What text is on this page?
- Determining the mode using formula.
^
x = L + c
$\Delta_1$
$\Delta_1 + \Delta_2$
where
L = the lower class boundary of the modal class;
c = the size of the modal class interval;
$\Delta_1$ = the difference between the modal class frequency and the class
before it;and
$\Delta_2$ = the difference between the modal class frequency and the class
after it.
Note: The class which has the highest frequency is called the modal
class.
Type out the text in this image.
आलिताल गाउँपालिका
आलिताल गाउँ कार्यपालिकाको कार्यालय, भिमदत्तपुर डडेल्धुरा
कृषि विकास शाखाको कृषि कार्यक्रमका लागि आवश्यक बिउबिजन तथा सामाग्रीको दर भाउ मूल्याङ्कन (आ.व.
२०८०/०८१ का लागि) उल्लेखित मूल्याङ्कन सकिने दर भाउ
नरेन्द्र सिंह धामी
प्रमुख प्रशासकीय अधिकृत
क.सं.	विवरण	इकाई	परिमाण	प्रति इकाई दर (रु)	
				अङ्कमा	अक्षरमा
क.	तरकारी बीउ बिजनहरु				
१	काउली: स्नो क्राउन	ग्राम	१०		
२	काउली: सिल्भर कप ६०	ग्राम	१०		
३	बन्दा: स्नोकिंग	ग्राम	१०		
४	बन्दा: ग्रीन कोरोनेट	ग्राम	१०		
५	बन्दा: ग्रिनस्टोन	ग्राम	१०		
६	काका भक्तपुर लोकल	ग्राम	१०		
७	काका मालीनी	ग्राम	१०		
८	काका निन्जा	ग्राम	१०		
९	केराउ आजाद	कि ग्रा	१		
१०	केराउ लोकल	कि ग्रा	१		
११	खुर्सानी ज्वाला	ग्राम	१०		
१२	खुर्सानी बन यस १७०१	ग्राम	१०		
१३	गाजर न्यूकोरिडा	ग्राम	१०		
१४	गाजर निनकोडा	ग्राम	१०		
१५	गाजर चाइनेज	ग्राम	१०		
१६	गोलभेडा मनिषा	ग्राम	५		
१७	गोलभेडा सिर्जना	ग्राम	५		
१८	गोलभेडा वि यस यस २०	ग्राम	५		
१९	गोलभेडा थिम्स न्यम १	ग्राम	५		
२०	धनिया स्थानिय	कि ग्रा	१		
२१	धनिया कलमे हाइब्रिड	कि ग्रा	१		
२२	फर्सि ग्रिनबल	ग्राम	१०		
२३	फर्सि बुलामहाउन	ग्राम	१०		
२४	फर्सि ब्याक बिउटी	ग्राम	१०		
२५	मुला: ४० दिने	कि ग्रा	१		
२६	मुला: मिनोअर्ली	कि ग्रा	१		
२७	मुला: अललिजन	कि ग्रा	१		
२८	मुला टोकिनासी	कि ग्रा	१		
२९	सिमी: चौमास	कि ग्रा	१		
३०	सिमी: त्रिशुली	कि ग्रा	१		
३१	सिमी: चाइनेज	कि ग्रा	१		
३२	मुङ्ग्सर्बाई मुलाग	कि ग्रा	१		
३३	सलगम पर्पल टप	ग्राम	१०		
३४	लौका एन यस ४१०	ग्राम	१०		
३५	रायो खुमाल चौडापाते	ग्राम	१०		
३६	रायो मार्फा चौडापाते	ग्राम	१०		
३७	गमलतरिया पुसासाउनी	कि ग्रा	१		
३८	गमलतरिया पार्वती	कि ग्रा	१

————————

Copy all the records above precisely.

_Exercise response_.
What text is on this page?
- Determining the mode using formula.
^
x = L + c
$\Delta_1$
$\Delta_1 + \Delta_2$
where
L = the lower class boundary of the modal class;
c = the size of the modal class interval;
$\Delta_1$ = the difference between the modal class frequency and the class
before it;and
$\Delta_2$ = the difference between the modal class frequency and the class
after it.
Note: The class which has the highest frequency is called the modal
class.
Type out the text in this image.
आलिताल गाउँपालिका
आलिताल गाउँ कार्यपालिकाको कार्यालय, भिमदत्तपुर डडेल्धुरा
कृषि विकास शाखाको कृषि कार्यक्रमका लागि आवश्यक बिउबिजन तथा सामाग्रीको दर भाउ मूल्याङ्कन (आ.व.
२०८०/०८१ का लागि) उल्लेखित मूल्याङ्कन सकिने दर भाउ
नरेन्द्र सिंह धामी
प्रमुख प्रशासकीय अधिकृत
क.सं.	विवरण	इकाई	परिमाण	प्रति इकाई दर (रु)	
				अङ्कमा	अक्षरमा
क.	तरकारी बीउ बिजनहरु				
१	काउली: स्नो क्राउन	ग्राम	१०		
२	काउली: सिल्भर कप ६०	ग्राम	१०		
३	बन्दा: स्नोकिंग	ग्राम	१०		
४	बन्दा: ग्रीन कोरोनेट	ग्राम	१०		
५	बन्दा: ग्रिनस्टोन	ग्राम	१०		
६	काका भक्तपुर लोकल	ग्राम	१०		
७	काका मालीनी	ग्राम	१०		
८	काका निन्जा	ग्राम	१०		
९	केराउ आजाद	कि ग्रा	१		
१०	केराउ लोकल	कि ग्रा	१		
११	खुर्सानी ज्वाला	ग्राम	१०		
१२	खुर्सानी बन यस १७०१	ग्राम	१०		
१३	गाजर न्यूकोरिडा	ग्राम	१०		
१४	गाजर निनकोडा	ग्राम	१०		
१५	गाजर चाइनेज	ग्राम	१०		
१६	गोलभेडा मनिषा	ग्राम	५		
१७	गोलभेडा सिर्जना	ग्राम	५		
१८	गोलभेडा वि यस यस २०	ग्राम	५		
१९	गोलभेडा थिम्स न्यम १	ग्राम	५		
२०	धनिया स्थानिय	कि ग्रा	१		
२१	धनिया कलमे हाइब्रिड	कि ग्रा	१		
२२	फर्सि ग्रिनबल	ग्राम	१०		
२३	फर्सि बुलामहाउन	ग्राम	१०		
२४	फर्सि ब्याक बिउटी	ग्राम	१०		
२५	मुला: ४० दिने	कि ग्रा	१		
२६	मुला: मिनोअर्ली	कि ग्रा	१		
२७	मुला: अललिजन	कि ग्रा	१		
२८	मुला टोकिनासी	कि ग्रा	१		
२९	सिमी: चौमास	कि ग्रा	१		
३०	सिमी: त्रिशुली	कि ग्रा	१		
३१	सिमी: चाइनेज	कि ग्रा	१		
३२	मुङ्ग्सर्बाई मुलाग	कि ग्रा	१		
३३	सलगम पर्पल टप	ग्राम	१०		
३४	लौका एन यस ४१०	ग्राम	१०		
३५	रायो खुमाल चौडापाते	ग्राम	१०		
३६	रायो मार्फा चौडापाते	ग्राम	१०		
३७	गमलतरिया पुसासाउनी	कि ग्रा	१		
३८	गमलतरिया पार्वती	कि ग्रा	१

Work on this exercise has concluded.